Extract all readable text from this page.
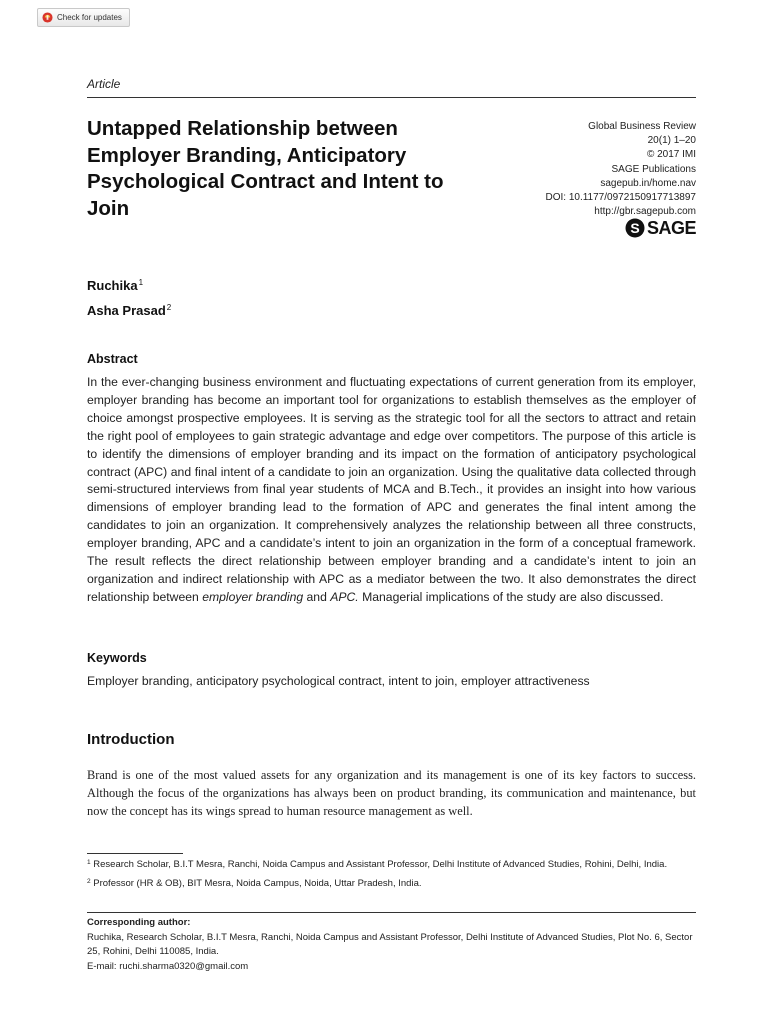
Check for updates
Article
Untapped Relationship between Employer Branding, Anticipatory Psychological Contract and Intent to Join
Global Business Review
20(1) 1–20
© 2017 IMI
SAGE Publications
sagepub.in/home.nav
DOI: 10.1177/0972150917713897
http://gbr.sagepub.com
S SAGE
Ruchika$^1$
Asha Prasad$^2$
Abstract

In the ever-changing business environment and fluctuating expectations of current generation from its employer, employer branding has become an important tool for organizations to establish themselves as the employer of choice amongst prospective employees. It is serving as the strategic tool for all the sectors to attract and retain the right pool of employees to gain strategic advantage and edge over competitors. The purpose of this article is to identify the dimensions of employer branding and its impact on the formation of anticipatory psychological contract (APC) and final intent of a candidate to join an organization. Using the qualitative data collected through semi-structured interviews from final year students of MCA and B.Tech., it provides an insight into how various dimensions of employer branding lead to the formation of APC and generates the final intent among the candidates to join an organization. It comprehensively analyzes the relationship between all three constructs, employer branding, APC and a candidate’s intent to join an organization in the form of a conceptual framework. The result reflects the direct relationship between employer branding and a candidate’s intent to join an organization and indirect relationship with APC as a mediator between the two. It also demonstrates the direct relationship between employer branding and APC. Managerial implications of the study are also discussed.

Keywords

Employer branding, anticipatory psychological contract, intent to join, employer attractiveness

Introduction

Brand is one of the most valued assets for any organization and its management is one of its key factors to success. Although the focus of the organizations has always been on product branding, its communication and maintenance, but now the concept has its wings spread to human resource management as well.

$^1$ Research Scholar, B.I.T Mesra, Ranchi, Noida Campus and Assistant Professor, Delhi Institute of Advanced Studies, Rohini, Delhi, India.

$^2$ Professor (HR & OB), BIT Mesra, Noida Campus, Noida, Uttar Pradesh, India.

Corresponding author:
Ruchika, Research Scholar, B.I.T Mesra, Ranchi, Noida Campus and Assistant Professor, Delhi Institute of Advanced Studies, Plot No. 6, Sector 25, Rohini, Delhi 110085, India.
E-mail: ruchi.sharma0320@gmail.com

▬▬▬

• Work required:
Drop the images and quote the entries word for word.

• The answer:
Extract all readable text from this page.
Check for updates
Article
Untapped Relationship between Employer Branding, Anticipatory Psychological Contract and Intent to Join
Global Business Review
20(1) 1–20
© 2017 IMI
SAGE Publications
sagepub.in/home.nav
DOI: 10.1177/0972150917713897
http://gbr.sagepub.com
S SAGE
Ruchika$^1$
Asha Prasad$^2$
Abstract

In the ever-changing business environment and fluctuating expectations of current generation from its employer, employer branding has become an important tool for organizations to establish themselves as the employer of choice amongst prospective employees. It is serving as the strategic tool for all the sectors to attract and retain the right pool of employees to gain strategic advantage and edge over competitors. The purpose of this article is to identify the dimensions of employer branding and its impact on the formation of anticipatory psychological contract (APC) and final intent of a candidate to join an organization. Using the qualitative data collected through semi-structured interviews from final year students of MCA and B.Tech., it provides an insight into how various dimensions of employer branding lead to the formation of APC and generates the final intent among the candidates to join an organization. It comprehensively analyzes the relationship between all three constructs, employer branding, APC and a candidate’s intent to join an organization in the form of a conceptual framework. The result reflects the direct relationship between employer branding and a candidate’s intent to join an organization and indirect relationship with APC as a mediator between the two. It also demonstrates the direct relationship between employer branding and APC. Managerial implications of the study are also discussed.

Keywords

Employer branding, anticipatory psychological contract, intent to join, employer attractiveness

Introduction

Brand is one of the most valued assets for any organization and its management is one of its key factors to success. Although the focus of the organizations has always been on product branding, its communication and maintenance, but now the concept has its wings spread to human resource management as well.

$^1$ Research Scholar, B.I.T Mesra, Ranchi, Noida Campus and Assistant Professor, Delhi Institute of Advanced Studies, Rohini, Delhi, India.

$^2$ Professor (HR & OB), BIT Mesra, Noida Campus, Noida, Uttar Pradesh, India.

Corresponding author:
Ruchika, Research Scholar, B.I.T Mesra, Ranchi, Noida Campus and Assistant Professor, Delhi Institute of Advanced Studies, Plot No. 6, Sector 25, Rohini, Delhi 110085, India.
E-mail: ruchi.sharma0320@gmail.com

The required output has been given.